Figure collection entries:

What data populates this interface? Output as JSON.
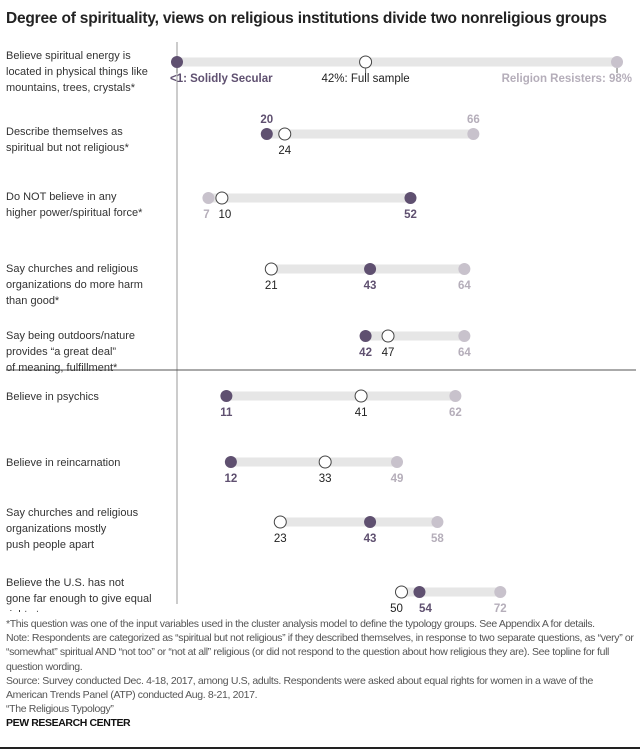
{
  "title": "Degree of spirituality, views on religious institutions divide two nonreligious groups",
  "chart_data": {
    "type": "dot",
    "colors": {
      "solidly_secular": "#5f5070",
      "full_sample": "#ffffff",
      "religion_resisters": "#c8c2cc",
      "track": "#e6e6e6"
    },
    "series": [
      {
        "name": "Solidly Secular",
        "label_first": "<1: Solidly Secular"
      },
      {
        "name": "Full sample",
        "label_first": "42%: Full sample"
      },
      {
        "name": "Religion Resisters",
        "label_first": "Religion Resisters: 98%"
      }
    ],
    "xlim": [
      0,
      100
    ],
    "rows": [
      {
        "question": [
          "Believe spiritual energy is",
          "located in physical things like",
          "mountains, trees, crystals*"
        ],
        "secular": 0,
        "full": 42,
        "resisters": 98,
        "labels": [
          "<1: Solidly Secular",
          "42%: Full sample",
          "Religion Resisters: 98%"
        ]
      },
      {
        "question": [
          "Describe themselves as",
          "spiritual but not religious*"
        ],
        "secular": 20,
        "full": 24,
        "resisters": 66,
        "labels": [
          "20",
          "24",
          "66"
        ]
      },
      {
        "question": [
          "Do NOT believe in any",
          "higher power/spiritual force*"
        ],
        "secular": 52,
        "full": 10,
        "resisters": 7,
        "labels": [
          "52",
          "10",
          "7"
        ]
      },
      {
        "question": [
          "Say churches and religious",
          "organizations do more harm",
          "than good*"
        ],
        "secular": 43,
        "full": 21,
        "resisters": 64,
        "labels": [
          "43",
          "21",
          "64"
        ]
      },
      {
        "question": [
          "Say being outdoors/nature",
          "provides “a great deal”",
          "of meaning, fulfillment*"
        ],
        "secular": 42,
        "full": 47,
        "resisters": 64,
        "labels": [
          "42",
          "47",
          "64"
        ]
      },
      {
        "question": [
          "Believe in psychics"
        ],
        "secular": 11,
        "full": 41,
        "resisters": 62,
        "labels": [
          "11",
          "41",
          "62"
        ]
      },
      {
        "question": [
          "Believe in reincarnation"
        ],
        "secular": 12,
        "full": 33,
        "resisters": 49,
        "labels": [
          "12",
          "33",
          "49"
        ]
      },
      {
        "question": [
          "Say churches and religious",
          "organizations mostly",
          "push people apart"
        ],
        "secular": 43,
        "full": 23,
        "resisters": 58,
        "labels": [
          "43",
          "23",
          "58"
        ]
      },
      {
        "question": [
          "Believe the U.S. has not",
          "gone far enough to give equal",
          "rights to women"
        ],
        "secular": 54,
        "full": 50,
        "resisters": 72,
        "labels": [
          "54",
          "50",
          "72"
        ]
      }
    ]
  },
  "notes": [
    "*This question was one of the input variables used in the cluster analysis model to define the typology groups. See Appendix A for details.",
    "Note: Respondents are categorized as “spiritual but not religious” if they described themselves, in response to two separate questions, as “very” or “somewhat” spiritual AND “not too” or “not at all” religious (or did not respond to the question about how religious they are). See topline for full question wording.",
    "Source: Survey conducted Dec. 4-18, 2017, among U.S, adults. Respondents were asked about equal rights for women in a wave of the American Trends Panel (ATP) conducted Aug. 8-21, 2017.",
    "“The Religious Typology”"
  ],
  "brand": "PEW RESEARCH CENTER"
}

Work to do:
Among the records above, find each line holding the string "Respondents" and pull it out.

Reply to the exercise:
    "Note: Respondents are categorized as “spiritual but not religious” if they described themselves, in response to two separate questions, as “very” or “somewhat” spiritual AND “not too” or “not at all” religious (or did not respond to the question about how religious they are). See topline for full question wording.",
    "Source: Survey conducted Dec. 4-18, 2017, among U.S, adults. Respondents were asked about equal rights for women in a wave of the American Trends Panel (ATP) conducted Aug. 8-21, 2017.",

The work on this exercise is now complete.